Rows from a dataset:
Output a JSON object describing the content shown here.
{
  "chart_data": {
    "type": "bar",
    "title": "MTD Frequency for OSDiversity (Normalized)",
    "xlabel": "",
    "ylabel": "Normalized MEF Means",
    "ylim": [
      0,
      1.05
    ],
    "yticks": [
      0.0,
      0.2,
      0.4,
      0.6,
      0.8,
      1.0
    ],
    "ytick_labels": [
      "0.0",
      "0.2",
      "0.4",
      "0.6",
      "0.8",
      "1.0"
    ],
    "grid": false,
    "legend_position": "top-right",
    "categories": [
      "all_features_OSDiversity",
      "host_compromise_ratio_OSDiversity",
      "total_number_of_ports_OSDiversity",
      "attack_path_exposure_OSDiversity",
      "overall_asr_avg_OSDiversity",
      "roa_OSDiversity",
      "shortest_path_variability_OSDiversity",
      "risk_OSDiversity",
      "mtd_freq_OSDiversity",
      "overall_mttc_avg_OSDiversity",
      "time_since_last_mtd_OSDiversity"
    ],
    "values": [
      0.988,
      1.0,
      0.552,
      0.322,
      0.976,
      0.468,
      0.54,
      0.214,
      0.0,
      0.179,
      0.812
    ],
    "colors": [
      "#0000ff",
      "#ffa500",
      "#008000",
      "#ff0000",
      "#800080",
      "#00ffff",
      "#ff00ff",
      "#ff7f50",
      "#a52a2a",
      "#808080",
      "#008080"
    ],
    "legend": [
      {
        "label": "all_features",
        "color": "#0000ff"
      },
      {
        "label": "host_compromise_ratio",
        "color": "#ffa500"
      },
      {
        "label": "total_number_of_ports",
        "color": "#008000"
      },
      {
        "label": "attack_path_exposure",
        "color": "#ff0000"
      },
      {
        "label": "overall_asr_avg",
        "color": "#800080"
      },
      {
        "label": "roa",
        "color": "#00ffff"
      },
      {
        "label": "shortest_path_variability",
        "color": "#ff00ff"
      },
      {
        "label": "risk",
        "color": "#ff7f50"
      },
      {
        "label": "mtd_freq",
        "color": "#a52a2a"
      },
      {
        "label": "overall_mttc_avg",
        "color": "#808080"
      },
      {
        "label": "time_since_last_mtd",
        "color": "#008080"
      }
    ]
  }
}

Exercise objective: From the records above, please extract every line and repeat it exactly.

Output for this task:
Output a JSON object describing the content shown here.
{
  "chart_data": {
    "type": "bar",
    "title": "MTD Frequency for OSDiversity (Normalized)",
    "xlabel": "",
    "ylabel": "Normalized MEF Means",
    "ylim": [
      0,
      1.05
    ],
    "yticks": [
      0.0,
      0.2,
      0.4,
      0.6,
      0.8,
      1.0
    ],
    "ytick_labels": [
      "0.0",
      "0.2",
      "0.4",
      "0.6",
      "0.8",
      "1.0"
    ],
    "grid": false,
    "legend_position": "top-right",
    "categories": [
      "all_features_OSDiversity",
      "host_compromise_ratio_OSDiversity",
      "total_number_of_ports_OSDiversity",
      "attack_path_exposure_OSDiversity",
      "overall_asr_avg_OSDiversity",
      "roa_OSDiversity",
      "shortest_path_variability_OSDiversity",
      "risk_OSDiversity",
      "mtd_freq_OSDiversity",
      "overall_mttc_avg_OSDiversity",
      "time_since_last_mtd_OSDiversity"
    ],
    "values": [
      0.988,
      1.0,
      0.552,
      0.322,
      0.976,
      0.468,
      0.54,
      0.214,
      0.0,
      0.179,
      0.812
    ],
    "colors": [
      "#0000ff",
      "#ffa500",
      "#008000",
      "#ff0000",
      "#800080",
      "#00ffff",
      "#ff00ff",
      "#ff7f50",
      "#a52a2a",
      "#808080",
      "#008080"
    ],
    "legend": [
      {
        "label": "all_features",
        "color": "#0000ff"
      },
      {
        "label": "host_compromise_ratio",
        "color": "#ffa500"
      },
      {
        "label": "total_number_of_ports",
        "color": "#008000"
      },
      {
        "label": "attack_path_exposure",
        "color": "#ff0000"
      },
      {
        "label": "overall_asr_avg",
        "color": "#800080"
      },
      {
        "label": "roa",
        "color": "#00ffff"
      },
      {
        "label": "shortest_path_variability",
        "color": "#ff00ff"
      },
      {
        "label": "risk",
        "color": "#ff7f50"
      },
      {
        "label": "mtd_freq",
        "color": "#a52a2a"
      },
      {
        "label": "overall_mttc_avg",
        "color": "#808080"
      },
      {
        "label": "time_since_last_mtd",
        "color": "#008080"
      }
    ]
  }
}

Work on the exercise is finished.